(Dataset rows)
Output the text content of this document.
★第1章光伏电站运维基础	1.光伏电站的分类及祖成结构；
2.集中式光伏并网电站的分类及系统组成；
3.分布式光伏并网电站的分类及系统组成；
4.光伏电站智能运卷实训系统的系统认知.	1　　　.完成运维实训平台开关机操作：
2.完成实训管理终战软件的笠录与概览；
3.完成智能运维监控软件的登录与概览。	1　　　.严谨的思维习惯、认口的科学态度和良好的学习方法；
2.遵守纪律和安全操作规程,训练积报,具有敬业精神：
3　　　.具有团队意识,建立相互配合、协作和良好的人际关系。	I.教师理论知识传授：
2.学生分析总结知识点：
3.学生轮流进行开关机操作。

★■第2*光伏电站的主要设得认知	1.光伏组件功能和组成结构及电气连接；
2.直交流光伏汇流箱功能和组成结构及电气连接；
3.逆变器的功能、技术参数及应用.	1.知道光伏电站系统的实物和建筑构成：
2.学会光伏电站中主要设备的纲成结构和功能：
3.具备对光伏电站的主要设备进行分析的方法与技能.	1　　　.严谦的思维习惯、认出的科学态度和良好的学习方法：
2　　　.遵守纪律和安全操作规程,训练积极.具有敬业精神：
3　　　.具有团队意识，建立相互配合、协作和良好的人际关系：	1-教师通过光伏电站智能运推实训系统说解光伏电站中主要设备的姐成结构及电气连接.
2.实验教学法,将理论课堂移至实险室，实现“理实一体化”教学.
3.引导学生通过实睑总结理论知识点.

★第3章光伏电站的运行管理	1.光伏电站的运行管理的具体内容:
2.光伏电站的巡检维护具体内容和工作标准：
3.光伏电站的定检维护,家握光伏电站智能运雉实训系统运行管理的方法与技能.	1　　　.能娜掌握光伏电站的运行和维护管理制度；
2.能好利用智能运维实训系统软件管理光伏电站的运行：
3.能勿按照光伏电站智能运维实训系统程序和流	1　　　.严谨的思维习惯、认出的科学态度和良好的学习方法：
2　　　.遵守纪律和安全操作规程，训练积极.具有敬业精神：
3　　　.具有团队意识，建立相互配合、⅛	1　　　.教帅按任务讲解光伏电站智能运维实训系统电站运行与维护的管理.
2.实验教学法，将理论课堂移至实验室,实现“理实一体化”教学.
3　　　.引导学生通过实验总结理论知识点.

▶ _Problem requirements_
Look above for every line with the word "理实一体化" and copy it.

▶ _Finished exercise_
2.实验教学法,将理论课堂移至实险室，实现“理实一体化”教学.
2.实验教学法，将理论课堂移至实验室,实现“理实一体化”教学.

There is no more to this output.